== Task to complete ==
Word for word, transcribe the lines below and drop the pictures.

(Rows from a figure dataset)
++++++

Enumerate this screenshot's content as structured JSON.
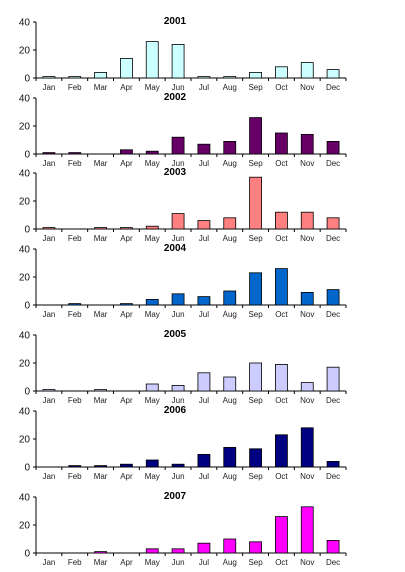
{
  "chart_data": [
    {
      "type": "bar",
      "title": "2001",
      "categories": [
        "Jan",
        "Feb",
        "Mar",
        "Apr",
        "May",
        "Jun",
        "Jul",
        "Aug",
        "Sep",
        "Oct",
        "Nov",
        "Dec"
      ],
      "values": [
        1,
        1,
        4,
        14,
        26,
        24,
        1,
        1,
        4,
        8,
        11,
        6
      ],
      "ylim": [
        0,
        40
      ],
      "yticks": [
        0,
        20,
        40
      ],
      "color": "#ccffff"
    },
    {
      "type": "bar",
      "title": "2002",
      "categories": [
        "Jan",
        "Feb",
        "Mar",
        "Apr",
        "May",
        "Jun",
        "Jul",
        "Aug",
        "Sep",
        "Oct",
        "Nov",
        "Dec"
      ],
      "values": [
        1,
        1,
        0,
        3,
        2,
        12,
        7,
        9,
        26,
        15,
        14,
        9
      ],
      "ylim": [
        0,
        40
      ],
      "yticks": [
        0,
        20,
        40
      ],
      "color": "#660066"
    },
    {
      "type": "bar",
      "title": "2003",
      "categories": [
        "Jan",
        "Feb",
        "Mar",
        "Apr",
        "May",
        "Jun",
        "Jul",
        "Aug",
        "Sep",
        "Oct",
        "Nov",
        "Dec"
      ],
      "values": [
        1,
        0,
        1,
        1,
        2,
        11,
        6,
        8,
        37,
        12,
        12,
        8
      ],
      "ylim": [
        0,
        40
      ],
      "yticks": [
        0,
        20,
        40
      ],
      "color": "#ff8080"
    },
    {
      "type": "bar",
      "title": "2004",
      "categories": [
        "Jan",
        "Feb",
        "Mar",
        "Apr",
        "May",
        "Jun",
        "Jul",
        "Aug",
        "Sep",
        "Oct",
        "Nov",
        "Dec"
      ],
      "values": [
        0,
        1,
        0,
        1,
        4,
        8,
        6,
        10,
        23,
        26,
        9,
        11
      ],
      "ylim": [
        0,
        40
      ],
      "yticks": [
        0,
        20,
        40
      ],
      "color": "#0066cc"
    },
    {
      "type": "bar",
      "title": "2005",
      "categories": [
        "Jan",
        "Feb",
        "Mar",
        "Apr",
        "May",
        "Jun",
        "Jul",
        "Aug",
        "Sep",
        "Oct",
        "Nov",
        "Dec"
      ],
      "values": [
        1,
        0,
        1,
        0,
        5,
        4,
        13,
        10,
        20,
        19,
        6,
        17
      ],
      "ylim": [
        0,
        40
      ],
      "yticks": [
        0,
        20,
        40
      ],
      "color": "#ccccff"
    },
    {
      "type": "bar",
      "title": "2006",
      "categories": [
        "Jan",
        "Feb",
        "Mar",
        "Apr",
        "May",
        "Jun",
        "Jul",
        "Aug",
        "Sep",
        "Oct",
        "Nov",
        "Dec"
      ],
      "values": [
        0,
        1,
        1,
        2,
        5,
        2,
        9,
        14,
        13,
        23,
        28,
        4
      ],
      "ylim": [
        0,
        40
      ],
      "yticks": [
        0,
        20,
        40
      ],
      "color": "#000080"
    },
    {
      "type": "bar",
      "title": "2007",
      "categories": [
        "Jan",
        "Feb",
        "Mar",
        "Apr",
        "May",
        "Jun",
        "Jul",
        "Aug",
        "Sep",
        "Oct",
        "Nov",
        "Dec"
      ],
      "values": [
        0,
        0,
        1,
        0,
        3,
        3,
        7,
        10,
        8,
        26,
        33,
        9
      ],
      "ylim": [
        0,
        40
      ],
      "yticks": [
        0,
        20,
        40
      ],
      "color": "#ff00ff"
    }
  ]
}
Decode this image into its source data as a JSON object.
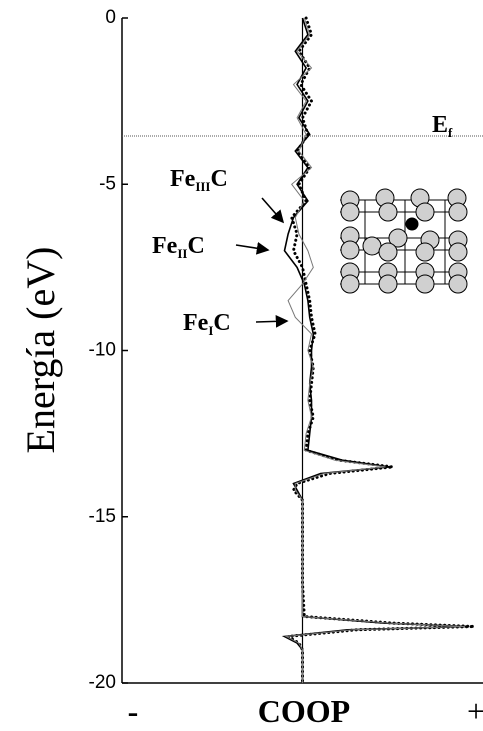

++++++

== Answer to this task ==
Enumerate this screenshot's content as structured JSON.
{
  "chart_data": [
    {
      "type": "bar",
      "title": "2001",
      "categories": [
        "Jan",
        "Feb",
        "Mar",
        "Apr",
        "May",
        "Jun",
        "Jul",
        "Aug",
        "Sep",
        "Oct",
        "Nov",
        "Dec"
      ],
      "values": [
        1,
        1,
        4,
        14,
        26,
        24,
        1,
        1,
        4,
        8,
        11,
        6
      ],
      "ylim": [
        0,
        40
      ],
      "yticks": [
        0,
        20,
        40
      ],
      "color": "#ccffff"
    },
    {
      "type": "bar",
      "title": "2002",
      "categories": [
        "Jan",
        "Feb",
        "Mar",
        "Apr",
        "May",
        "Jun",
        "Jul",
        "Aug",
        "Sep",
        "Oct",
        "Nov",
        "Dec"
      ],
      "values": [
        1,
        1,
        0,
        3,
        2,
        12,
        7,
        9,
        26,
        15,
        14,
        9
      ],
      "ylim": [
        0,
        40
      ],
      "yticks": [
        0,
        20,
        40
      ],
      "color": "#660066"
    },
    {
      "type": "bar",
      "title": "2003",
      "categories": [
        "Jan",
        "Feb",
        "Mar",
        "Apr",
        "May",
        "Jun",
        "Jul",
        "Aug",
        "Sep",
        "Oct",
        "Nov",
        "Dec"
      ],
      "values": [
        1,
        0,
        1,
        1,
        2,
        11,
        6,
        8,
        37,
        12,
        12,
        8
      ],
      "ylim": [
        0,
        40
      ],
      "yticks": [
        0,
        20,
        40
      ],
      "color": "#ff8080"
    },
    {
      "type": "bar",
      "title": "2004",
      "categories": [
        "Jan",
        "Feb",
        "Mar",
        "Apr",
        "May",
        "Jun",
        "Jul",
        "Aug",
        "Sep",
        "Oct",
        "Nov",
        "Dec"
      ],
      "values": [
        0,
        1,
        0,
        1,
        4,
        8,
        6,
        10,
        23,
        26,
        9,
        11
      ],
      "ylim": [
        0,
        40
      ],
      "yticks": [
        0,
        20,
        40
      ],
      "color": "#0066cc"
    },
    {
      "type": "bar",
      "title": "2005",
      "categories": [
        "Jan",
        "Feb",
        "Mar",
        "Apr",
        "May",
        "Jun",
        "Jul",
        "Aug",
        "Sep",
        "Oct",
        "Nov",
        "Dec"
      ],
      "values": [
        1,
        0,
        1,
        0,
        5,
        4,
        13,
        10,
        20,
        19,
        6,
        17
      ],
      "ylim": [
        0,
        40
      ],
      "yticks": [
        0,
        20,
        40
      ],
      "color": "#ccccff"
    },
    {
      "type": "bar",
      "title": "2006",
      "categories": [
        "Jan",
        "Feb",
        "Mar",
        "Apr",
        "May",
        "Jun",
        "Jul",
        "Aug",
        "Sep",
        "Oct",
        "Nov",
        "Dec"
      ],
      "values": [
        0,
        1,
        1,
        2,
        5,
        2,
        9,
        14,
        13,
        23,
        28,
        4
      ],
      "ylim": [
        0,
        40
      ],
      "yticks": [
        0,
        20,
        40
      ],
      "color": "#000080"
    },
    {
      "type": "bar",
      "title": "2007",
      "categories": [
        "Jan",
        "Feb",
        "Mar",
        "Apr",
        "May",
        "Jun",
        "Jul",
        "Aug",
        "Sep",
        "Oct",
        "Nov",
        "Dec"
      ],
      "values": [
        0,
        0,
        1,
        0,
        3,
        3,
        7,
        10,
        8,
        26,
        33,
        9
      ],
      "ylim": [
        0,
        40
      ],
      "yticks": [
        0,
        20,
        40
      ],
      "color": "#ff00ff"
    }
  ]
}
Decode this image into its source data as a JSON object.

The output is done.